What to produce — From the material below, pull out every line that contains the word "most". Matches are case-sensitive.
* begin Material shown *
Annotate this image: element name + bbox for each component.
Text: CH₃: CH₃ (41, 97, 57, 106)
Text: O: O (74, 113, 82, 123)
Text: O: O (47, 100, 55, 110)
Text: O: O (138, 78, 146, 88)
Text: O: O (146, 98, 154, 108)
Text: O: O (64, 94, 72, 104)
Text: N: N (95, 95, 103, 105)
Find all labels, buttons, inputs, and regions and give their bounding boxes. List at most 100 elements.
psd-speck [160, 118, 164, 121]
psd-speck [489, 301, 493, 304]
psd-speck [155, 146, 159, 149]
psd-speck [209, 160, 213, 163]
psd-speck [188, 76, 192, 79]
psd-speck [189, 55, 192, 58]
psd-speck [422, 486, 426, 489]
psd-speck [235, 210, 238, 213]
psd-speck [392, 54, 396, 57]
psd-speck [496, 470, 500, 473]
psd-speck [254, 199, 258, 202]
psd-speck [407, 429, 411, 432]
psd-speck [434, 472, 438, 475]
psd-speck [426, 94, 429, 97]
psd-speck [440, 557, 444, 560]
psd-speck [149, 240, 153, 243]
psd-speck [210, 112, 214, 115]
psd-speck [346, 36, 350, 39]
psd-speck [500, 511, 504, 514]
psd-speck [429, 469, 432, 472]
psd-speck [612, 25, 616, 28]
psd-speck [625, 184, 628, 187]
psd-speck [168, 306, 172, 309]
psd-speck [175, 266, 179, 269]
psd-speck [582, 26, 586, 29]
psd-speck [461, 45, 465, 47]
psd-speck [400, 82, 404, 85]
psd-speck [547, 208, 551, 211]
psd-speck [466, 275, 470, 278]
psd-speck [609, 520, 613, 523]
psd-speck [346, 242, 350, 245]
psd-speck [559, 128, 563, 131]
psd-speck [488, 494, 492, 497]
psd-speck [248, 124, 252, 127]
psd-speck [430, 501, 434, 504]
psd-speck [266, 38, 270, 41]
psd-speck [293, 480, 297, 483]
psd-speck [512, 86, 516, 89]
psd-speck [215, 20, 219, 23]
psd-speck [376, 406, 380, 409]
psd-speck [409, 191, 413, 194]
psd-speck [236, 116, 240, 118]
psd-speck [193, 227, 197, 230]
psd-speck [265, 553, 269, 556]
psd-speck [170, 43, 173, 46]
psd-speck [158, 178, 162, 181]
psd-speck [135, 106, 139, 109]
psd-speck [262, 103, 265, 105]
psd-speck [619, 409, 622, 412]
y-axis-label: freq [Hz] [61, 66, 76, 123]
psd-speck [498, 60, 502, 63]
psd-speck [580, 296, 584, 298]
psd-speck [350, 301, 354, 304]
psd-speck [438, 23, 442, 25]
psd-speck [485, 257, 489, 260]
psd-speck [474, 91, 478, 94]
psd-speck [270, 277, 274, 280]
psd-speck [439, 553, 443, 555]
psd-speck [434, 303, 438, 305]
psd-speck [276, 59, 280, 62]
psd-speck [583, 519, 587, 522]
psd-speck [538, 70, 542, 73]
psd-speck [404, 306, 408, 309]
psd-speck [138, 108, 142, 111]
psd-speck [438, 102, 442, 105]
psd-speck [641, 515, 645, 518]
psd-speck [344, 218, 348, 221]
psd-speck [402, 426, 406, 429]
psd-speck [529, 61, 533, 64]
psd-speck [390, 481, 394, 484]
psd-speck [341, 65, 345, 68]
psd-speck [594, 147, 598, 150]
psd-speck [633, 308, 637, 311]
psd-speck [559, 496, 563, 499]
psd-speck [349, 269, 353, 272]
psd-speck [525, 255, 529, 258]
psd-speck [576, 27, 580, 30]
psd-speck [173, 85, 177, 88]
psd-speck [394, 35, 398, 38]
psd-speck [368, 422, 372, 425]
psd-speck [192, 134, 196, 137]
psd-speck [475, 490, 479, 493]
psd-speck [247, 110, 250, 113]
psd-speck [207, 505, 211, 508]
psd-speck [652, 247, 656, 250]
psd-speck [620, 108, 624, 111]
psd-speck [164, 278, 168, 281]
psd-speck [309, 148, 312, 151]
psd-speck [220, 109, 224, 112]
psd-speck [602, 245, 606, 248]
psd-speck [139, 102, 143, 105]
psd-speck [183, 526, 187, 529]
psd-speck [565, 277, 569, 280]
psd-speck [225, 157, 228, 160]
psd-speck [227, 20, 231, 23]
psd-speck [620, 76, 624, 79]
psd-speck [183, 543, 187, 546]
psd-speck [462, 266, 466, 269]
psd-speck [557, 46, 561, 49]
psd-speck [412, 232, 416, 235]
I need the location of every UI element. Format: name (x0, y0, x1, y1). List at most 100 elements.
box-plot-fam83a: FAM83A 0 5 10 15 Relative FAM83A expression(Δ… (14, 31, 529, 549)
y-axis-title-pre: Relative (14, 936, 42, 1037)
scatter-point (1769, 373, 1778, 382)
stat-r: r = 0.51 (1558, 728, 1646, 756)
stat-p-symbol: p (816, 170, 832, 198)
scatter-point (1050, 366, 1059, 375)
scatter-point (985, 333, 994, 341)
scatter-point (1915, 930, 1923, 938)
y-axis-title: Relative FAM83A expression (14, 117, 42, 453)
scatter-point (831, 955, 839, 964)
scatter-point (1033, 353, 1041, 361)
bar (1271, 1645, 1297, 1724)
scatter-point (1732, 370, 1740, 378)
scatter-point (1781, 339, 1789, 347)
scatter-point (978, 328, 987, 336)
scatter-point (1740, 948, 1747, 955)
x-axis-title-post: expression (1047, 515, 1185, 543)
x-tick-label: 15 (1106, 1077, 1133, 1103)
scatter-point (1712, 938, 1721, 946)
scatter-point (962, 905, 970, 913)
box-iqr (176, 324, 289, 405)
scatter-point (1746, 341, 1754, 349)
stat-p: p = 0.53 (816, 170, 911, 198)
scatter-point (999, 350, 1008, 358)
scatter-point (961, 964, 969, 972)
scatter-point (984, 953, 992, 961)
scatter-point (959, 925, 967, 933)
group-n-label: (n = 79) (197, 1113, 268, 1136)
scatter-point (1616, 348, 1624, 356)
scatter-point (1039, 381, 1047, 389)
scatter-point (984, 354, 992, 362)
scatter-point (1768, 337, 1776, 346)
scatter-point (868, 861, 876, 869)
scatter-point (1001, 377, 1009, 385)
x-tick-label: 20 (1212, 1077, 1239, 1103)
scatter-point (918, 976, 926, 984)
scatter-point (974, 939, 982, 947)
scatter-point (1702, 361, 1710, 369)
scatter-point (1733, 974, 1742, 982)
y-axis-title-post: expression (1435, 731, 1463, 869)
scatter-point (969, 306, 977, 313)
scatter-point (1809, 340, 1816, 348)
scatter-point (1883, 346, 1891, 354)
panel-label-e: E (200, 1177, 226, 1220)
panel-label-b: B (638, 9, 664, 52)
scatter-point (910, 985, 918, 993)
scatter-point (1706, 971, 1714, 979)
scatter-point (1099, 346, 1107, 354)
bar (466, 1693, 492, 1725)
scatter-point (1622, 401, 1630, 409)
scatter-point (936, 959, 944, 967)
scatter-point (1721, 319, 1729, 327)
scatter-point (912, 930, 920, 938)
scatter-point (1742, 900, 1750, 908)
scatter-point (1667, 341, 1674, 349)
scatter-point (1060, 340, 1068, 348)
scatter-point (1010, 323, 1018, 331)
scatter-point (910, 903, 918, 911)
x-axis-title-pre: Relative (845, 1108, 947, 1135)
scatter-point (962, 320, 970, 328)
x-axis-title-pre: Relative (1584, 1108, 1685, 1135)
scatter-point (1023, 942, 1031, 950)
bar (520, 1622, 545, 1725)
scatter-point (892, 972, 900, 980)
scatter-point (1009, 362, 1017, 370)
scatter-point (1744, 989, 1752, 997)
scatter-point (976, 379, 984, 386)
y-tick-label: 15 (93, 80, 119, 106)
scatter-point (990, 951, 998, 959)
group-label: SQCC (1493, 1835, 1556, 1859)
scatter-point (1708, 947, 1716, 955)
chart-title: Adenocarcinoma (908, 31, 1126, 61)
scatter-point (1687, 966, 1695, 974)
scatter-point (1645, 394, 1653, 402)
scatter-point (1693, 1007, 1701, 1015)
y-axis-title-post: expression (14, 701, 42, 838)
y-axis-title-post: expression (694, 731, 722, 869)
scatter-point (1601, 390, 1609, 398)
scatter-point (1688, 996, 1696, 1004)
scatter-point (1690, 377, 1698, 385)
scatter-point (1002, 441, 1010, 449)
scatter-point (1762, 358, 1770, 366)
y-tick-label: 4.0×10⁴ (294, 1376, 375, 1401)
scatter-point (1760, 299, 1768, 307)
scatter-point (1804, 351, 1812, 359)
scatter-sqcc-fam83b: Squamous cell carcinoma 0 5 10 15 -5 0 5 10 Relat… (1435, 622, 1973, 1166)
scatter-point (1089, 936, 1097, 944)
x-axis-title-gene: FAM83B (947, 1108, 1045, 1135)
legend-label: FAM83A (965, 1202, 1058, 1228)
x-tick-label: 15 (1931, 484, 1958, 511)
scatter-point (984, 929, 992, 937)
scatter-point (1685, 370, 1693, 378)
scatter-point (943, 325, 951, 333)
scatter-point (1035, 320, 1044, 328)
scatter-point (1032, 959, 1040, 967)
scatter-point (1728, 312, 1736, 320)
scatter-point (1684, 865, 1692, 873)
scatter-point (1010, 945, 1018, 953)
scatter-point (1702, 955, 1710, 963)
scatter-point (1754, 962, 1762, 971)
* end Material shown *
The completed task —
Find all labels, buttons, inputs, and regions and give their bounding boxes. List at most 100 elements.
I need the location of every UI element. Format: name (x0, y0, x1, y1). List at most 100 elements.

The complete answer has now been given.